**GOAL OF THE EXERCISE:** Select every line containing the word "承包材料报价单" from the material, and copy those lines.

(Extracted data entries)
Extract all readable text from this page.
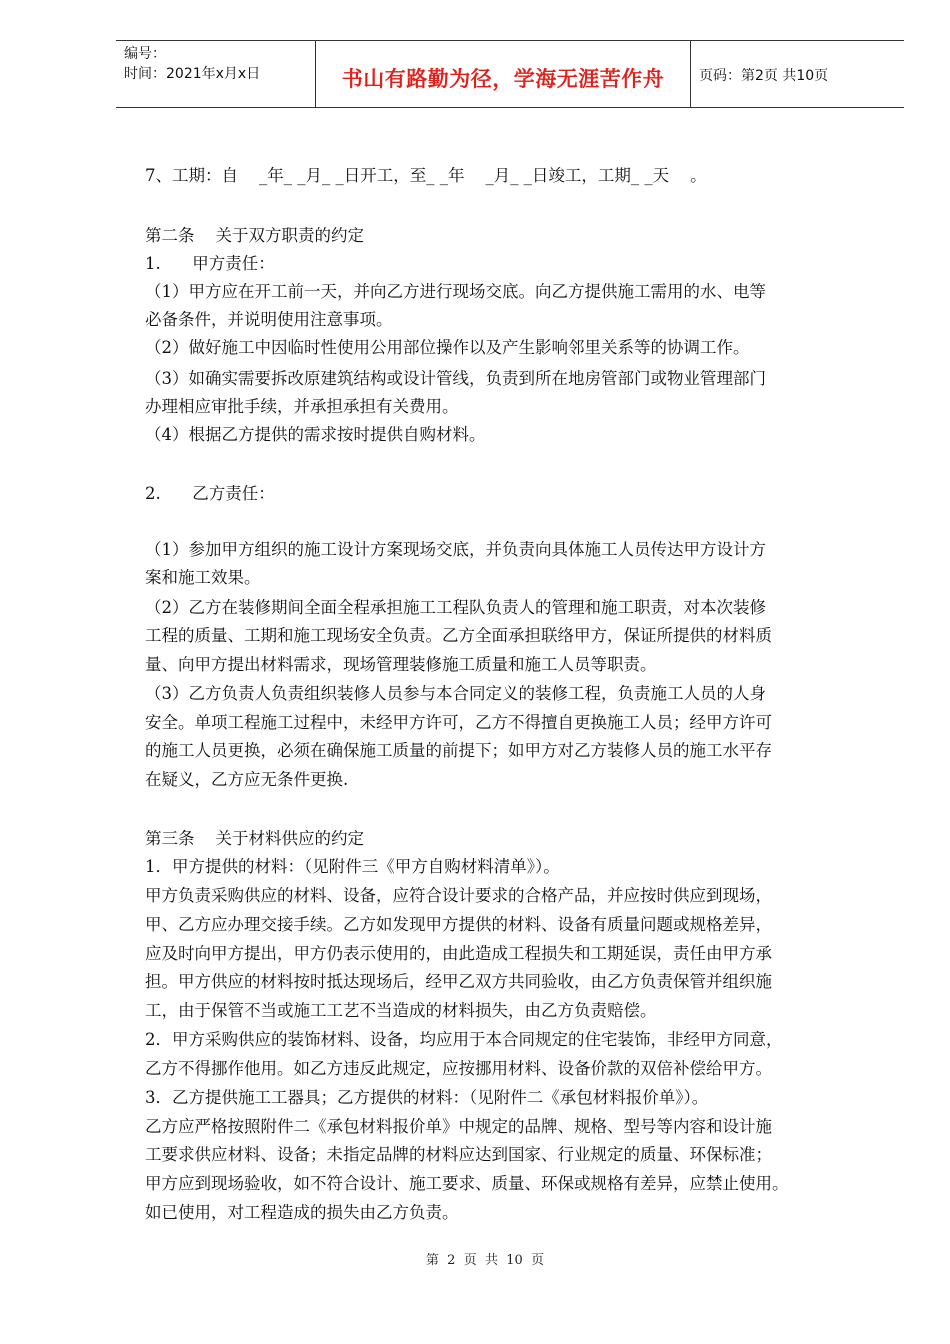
编号：
时间：2021年x月x日	书山有路勤为径，学海无涯苦作舟	页码：第2页 共10页
7、工期：自    _年_ _月_ _日开工，至_ _年    _月_ _日竣工，工期_ _天    。
第二条    关于双方职责的约定
1.      甲方责任：
（1）甲方应在开工前一天，并向乙方进行现场交底。向乙方提供施工需用的水、电等
必备条件，并说明使用注意事项。
（2）做好施工中因临时性使用公用部位操作以及产生影响邻里关系等的协调工作。
（3）如确实需要拆改原建筑结构或设计管线，负责到所在地房管部门或物业管理部门
办理相应审批手续，并承担承担有关费用。
（4）根据乙方提供的需求按时提供自购材料。
2.      乙方责任：
（1）参加甲方组织的施工设计方案现场交底，并负责向具体施工人员传达甲方设计方
案和施工效果。
（2）乙方在装修期间全面全程承担施工工程队负责人的管理和施工职责，对本次装修
工程的质量、工期和施工现场安全负责。乙方全面承担联络甲方，保证所提供的材料质
量、向甲方提出材料需求，现场管理装修施工质量和施工人员等职责。
（3）乙方负责人负责组织装修人员参与本合同定义的装修工程，负责施工人员的人身
安全。单项工程施工过程中，未经甲方许可，乙方不得擅自更换施工人员；经甲方许可
的施工人员更换，必须在确保施工质量的前提下；如甲方对乙方装修人员的施工水平存
在疑义，乙方应无条件更换.
第三条    关于材料供应的约定
1．甲方提供的材料：（见附件三《甲方自购材料清单》）。
甲方负责采购供应的材料、设备，应符合设计要求的合格产品，并应按时供应到现场，
甲、乙方应办理交接手续。乙方如发现甲方提供的材料、设备有质量问题或规格差异，
应及时向甲方提出，甲方仍表示使用的，由此造成工程损失和工期延误，责任由甲方承
担。甲方供应的材料按时抵达现场后，经甲乙双方共同验收，由乙方负责保管并组织施
工，由于保管不当或施工工艺不当造成的材料损失，由乙方负责赔偿。
2．甲方采购供应的装饰材料、设备，均应用于本合同规定的住宅装饰，非经甲方同意，
乙方不得挪作他用。如乙方违反此规定，应按挪用材料、设备价款的双倍补偿给甲方。
3．乙方提供施工工器具；乙方提供的材料：（见附件二《承包材料报价单》）。
乙方应严格按照附件二《承包材料报价单》中规定的品牌、规格、型号等内容和设计施
工要求供应材料、设备；未指定品牌的材料应达到国家、行业规定的质量、环保标准；
甲方应到现场验收，如不符合设计、施工要求、质量、环保或规格有差异，应禁止使用。
如已使用，对工程造成的损失由乙方负责。
第  2  页  共  10  页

**SOLUTION:**
3．乙方提供施工工器具；乙方提供的材料：（见附件二《承包材料报价单》）。
乙方应严格按照附件二《承包材料报价单》中规定的品牌、规格、型号等内容和设计施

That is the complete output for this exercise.